_What you should do_: Below are some records. Copy every line in them that holds "title".

_Data section_:
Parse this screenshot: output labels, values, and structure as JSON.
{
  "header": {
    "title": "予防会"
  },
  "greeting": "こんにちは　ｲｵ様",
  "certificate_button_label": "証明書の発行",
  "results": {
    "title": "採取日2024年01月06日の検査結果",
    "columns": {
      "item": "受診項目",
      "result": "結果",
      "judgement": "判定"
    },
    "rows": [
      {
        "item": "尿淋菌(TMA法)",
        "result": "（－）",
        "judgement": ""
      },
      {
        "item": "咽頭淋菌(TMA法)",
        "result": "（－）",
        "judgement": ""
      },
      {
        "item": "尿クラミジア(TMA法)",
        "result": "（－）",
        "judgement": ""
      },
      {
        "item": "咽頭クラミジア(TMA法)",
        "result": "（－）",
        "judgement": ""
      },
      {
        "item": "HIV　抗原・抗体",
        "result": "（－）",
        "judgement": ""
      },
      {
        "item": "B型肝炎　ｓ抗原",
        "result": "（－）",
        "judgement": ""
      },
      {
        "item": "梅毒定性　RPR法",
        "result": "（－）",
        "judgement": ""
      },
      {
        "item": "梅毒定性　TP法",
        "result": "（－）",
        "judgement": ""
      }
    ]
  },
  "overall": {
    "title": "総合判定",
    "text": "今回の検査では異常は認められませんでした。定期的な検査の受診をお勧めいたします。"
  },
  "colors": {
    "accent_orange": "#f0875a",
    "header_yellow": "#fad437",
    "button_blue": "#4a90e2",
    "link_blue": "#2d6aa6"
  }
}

_The answer_:
    "title": "予防会"
    "title": "採取日2024年01月06日の検査結果",
    "title": "総合判定",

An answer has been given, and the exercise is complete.